> DESCRIPTION OF THE TASK:
Extract the full set of records that follows, word for word.

Part of a data file
□ □ □ □

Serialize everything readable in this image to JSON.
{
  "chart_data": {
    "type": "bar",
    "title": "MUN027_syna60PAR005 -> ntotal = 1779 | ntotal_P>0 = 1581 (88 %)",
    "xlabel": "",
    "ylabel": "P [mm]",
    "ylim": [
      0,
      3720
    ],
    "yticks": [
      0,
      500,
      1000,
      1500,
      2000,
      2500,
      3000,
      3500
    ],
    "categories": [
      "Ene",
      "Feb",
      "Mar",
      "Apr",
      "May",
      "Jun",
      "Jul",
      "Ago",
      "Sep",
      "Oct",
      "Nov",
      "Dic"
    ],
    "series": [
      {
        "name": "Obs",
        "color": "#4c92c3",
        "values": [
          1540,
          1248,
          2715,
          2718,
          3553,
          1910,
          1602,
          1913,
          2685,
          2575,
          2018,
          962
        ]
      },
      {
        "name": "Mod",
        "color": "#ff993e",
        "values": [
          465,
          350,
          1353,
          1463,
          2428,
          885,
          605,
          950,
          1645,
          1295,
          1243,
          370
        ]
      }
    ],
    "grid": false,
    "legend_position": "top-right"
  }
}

□ □ □ □

> TASK ANSWER:
Serialize everything readable in this image to JSON.
{
  "chart_data": {
    "type": "bar",
    "title": "MUN027_syna60PAR005 -> ntotal = 1779 | ntotal_P>0 = 1581 (88 %)",
    "xlabel": "",
    "ylabel": "P [mm]",
    "ylim": [
      0,
      3720
    ],
    "yticks": [
      0,
      500,
      1000,
      1500,
      2000,
      2500,
      3000,
      3500
    ],
    "categories": [
      "Ene",
      "Feb",
      "Mar",
      "Apr",
      "May",
      "Jun",
      "Jul",
      "Ago",
      "Sep",
      "Oct",
      "Nov",
      "Dic"
    ],
    "series": [
      {
        "name": "Obs",
        "color": "#4c92c3",
        "values": [
          1540,
          1248,
          2715,
          2718,
          3553,
          1910,
          1602,
          1913,
          2685,
          2575,
          2018,
          962
        ]
      },
      {
        "name": "Mod",
        "color": "#ff993e",
        "values": [
          465,
          350,
          1353,
          1463,
          2428,
          885,
          605,
          950,
          1645,
          1295,
          1243,
          370
        ]
      }
    ],
    "grid": false,
    "legend_position": "top-right"
  }
}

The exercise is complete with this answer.